[Data records]
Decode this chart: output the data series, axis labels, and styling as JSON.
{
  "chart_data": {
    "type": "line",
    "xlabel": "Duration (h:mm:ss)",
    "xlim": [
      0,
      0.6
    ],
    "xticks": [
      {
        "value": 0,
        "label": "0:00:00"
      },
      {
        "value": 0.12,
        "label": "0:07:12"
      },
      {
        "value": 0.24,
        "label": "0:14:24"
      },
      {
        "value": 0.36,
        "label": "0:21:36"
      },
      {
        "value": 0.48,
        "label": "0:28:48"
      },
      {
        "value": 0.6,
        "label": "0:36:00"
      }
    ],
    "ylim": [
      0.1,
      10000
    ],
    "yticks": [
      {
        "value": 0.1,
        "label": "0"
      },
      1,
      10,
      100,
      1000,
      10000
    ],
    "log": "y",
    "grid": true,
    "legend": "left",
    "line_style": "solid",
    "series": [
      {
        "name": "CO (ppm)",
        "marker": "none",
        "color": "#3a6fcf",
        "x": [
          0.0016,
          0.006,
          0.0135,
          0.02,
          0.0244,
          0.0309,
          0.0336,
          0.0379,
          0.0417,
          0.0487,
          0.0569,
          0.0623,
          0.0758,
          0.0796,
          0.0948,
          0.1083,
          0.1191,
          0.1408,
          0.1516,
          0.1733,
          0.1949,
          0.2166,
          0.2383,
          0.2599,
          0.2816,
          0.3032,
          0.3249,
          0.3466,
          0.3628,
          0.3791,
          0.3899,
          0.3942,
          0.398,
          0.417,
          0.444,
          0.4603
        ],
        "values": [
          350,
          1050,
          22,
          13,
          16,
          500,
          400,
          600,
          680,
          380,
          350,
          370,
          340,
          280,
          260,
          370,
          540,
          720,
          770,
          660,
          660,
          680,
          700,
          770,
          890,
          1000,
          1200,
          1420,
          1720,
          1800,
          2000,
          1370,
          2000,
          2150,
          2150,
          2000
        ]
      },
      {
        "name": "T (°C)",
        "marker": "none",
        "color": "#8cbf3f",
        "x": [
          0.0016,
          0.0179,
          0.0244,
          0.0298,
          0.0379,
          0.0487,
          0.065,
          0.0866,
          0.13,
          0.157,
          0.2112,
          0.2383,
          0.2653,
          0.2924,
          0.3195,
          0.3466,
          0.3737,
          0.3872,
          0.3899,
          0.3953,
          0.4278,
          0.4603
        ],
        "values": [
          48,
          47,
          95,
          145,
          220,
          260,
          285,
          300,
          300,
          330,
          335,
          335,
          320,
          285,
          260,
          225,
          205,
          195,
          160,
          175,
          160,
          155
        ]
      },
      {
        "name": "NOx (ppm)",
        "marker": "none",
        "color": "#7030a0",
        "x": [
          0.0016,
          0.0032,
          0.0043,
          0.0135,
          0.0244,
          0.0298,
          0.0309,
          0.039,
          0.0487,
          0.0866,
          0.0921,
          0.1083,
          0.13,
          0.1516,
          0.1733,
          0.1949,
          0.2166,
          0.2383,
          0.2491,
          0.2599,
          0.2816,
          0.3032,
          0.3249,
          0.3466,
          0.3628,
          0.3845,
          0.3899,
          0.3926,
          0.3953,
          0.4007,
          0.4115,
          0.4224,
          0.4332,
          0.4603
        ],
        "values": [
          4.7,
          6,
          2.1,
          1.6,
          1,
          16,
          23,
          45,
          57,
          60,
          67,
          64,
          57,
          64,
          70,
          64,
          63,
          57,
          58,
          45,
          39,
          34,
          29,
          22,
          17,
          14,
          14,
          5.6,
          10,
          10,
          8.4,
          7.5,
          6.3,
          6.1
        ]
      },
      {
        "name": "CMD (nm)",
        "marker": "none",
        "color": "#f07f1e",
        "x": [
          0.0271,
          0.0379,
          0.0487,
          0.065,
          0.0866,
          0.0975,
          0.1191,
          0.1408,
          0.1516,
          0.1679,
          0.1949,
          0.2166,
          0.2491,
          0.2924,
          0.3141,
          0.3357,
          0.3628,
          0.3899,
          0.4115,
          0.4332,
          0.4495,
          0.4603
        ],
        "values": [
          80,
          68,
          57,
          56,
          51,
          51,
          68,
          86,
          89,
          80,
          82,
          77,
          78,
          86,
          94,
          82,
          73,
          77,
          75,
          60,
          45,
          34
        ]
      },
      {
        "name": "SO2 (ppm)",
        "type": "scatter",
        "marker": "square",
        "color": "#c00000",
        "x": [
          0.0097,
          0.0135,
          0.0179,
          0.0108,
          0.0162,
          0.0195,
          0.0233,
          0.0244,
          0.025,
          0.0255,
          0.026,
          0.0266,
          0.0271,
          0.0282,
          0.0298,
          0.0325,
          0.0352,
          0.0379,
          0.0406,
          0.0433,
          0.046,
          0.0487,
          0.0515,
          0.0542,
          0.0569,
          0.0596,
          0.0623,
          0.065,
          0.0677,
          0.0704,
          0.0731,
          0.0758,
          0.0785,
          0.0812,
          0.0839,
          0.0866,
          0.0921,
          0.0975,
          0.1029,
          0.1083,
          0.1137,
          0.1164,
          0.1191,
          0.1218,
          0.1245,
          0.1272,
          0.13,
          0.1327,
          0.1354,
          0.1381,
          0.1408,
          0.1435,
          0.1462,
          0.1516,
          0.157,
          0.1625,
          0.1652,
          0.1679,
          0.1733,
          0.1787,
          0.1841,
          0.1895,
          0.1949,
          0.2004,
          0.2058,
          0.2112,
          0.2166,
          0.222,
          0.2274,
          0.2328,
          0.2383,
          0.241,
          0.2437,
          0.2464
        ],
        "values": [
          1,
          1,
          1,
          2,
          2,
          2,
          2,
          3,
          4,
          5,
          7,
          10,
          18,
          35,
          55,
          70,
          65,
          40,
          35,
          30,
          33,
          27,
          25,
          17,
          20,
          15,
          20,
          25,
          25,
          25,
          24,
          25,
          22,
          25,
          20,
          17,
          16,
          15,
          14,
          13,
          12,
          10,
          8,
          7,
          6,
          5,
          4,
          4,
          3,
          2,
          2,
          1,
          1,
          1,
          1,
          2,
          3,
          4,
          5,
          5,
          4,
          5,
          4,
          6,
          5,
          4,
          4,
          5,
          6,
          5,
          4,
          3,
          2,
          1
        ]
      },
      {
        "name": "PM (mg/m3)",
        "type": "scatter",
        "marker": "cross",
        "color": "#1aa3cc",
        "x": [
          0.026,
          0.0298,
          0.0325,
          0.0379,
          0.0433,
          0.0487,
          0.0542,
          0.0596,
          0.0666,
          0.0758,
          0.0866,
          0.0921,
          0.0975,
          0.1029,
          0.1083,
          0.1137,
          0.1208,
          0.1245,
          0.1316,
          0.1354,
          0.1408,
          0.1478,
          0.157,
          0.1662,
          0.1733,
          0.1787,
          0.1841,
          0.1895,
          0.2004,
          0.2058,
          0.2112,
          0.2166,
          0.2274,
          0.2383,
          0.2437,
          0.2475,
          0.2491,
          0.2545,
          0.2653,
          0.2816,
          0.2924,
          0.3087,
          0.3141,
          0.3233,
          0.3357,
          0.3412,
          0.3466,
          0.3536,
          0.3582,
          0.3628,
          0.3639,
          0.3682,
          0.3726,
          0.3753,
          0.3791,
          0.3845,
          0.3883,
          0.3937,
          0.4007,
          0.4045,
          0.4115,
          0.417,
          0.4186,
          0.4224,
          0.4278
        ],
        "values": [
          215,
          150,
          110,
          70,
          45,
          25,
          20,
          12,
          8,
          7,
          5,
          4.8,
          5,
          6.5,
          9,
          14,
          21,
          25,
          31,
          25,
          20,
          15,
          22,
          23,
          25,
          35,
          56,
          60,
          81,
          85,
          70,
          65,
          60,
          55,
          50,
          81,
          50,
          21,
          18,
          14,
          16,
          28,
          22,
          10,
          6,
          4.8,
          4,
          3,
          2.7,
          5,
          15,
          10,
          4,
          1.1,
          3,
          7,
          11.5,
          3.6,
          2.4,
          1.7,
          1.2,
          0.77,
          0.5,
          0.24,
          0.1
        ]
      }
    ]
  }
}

■ JOB ■
Scan the material line by line and report each one that contains "series".

■ SOLUTION TO THE PROBLEM ■
Decode this chart: output the data series, axis labels, and styling as JSON.
    "series": [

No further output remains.